### PROBLEM DETAILS
Filter these entries so that only lines with the word "Clear" remain.

### THE DATA

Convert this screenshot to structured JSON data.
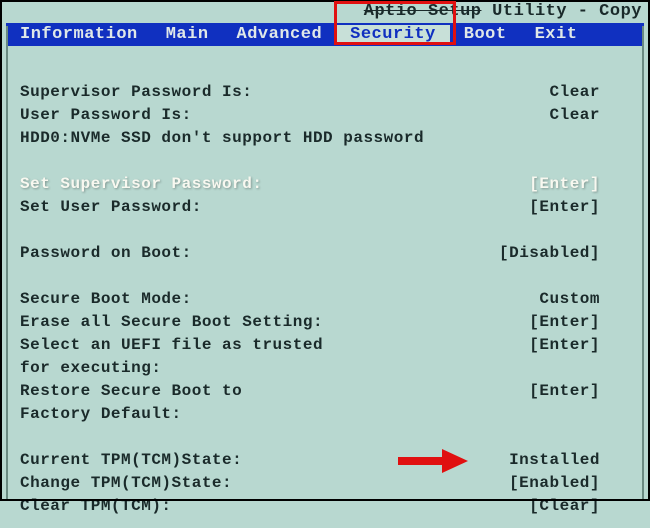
{
  "title": {
    "prefix": "Aptio Setup",
    "rest": " Utility - Copy"
  },
  "menu": {
    "items": [
      {
        "label": "Information"
      },
      {
        "label": "Main"
      },
      {
        "label": "Advanced"
      },
      {
        "label": "Security",
        "selected": true
      },
      {
        "label": "Boot"
      },
      {
        "label": "Exit"
      }
    ]
  },
  "body": {
    "supervisor_pw_label": "Supervisor Password Is:",
    "supervisor_pw_value": "Clear",
    "user_pw_label": "User Password Is:",
    "user_pw_value": "Clear",
    "hdd0_line": "HDD0:NVMe SSD don't support HDD password",
    "set_supervisor_label": "Set Supervisor Password:",
    "set_supervisor_value": "[Enter]",
    "set_user_label": "Set User Password:",
    "set_user_value": "[Enter]",
    "pw_on_boot_label": "Password on Boot:",
    "pw_on_boot_value": "[Disabled]",
    "secure_boot_mode_label": "Secure Boot Mode:",
    "secure_boot_mode_value": "Custom",
    "erase_secure_label": "Erase all Secure Boot Setting:",
    "erase_secure_value": "[Enter]",
    "select_uefi_label1": "Select an UEFI file as trusted",
    "select_uefi_label2": "for executing:",
    "select_uefi_value": "[Enter]",
    "restore_secure_label1": "Restore Secure Boot to",
    "restore_secure_label2": "Factory Default:",
    "restore_secure_value": "[Enter]",
    "current_tpm_label": "Current TPM(TCM)State:",
    "current_tpm_value": "Installed",
    "change_tpm_label": "Change TPM(TCM)State:",
    "change_tpm_value": "[Enabled]",
    "clear_tpm_label": "Clear TPM(TCM):",
    "clear_tpm_value": "[Clear]"
  }
}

### TASK RESPONSE
    "supervisor_pw_value": "Clear",
    "user_pw_value": "Clear",
    "clear_tpm_label": "Clear TPM(TCM):",
    "clear_tpm_value": "[Clear]"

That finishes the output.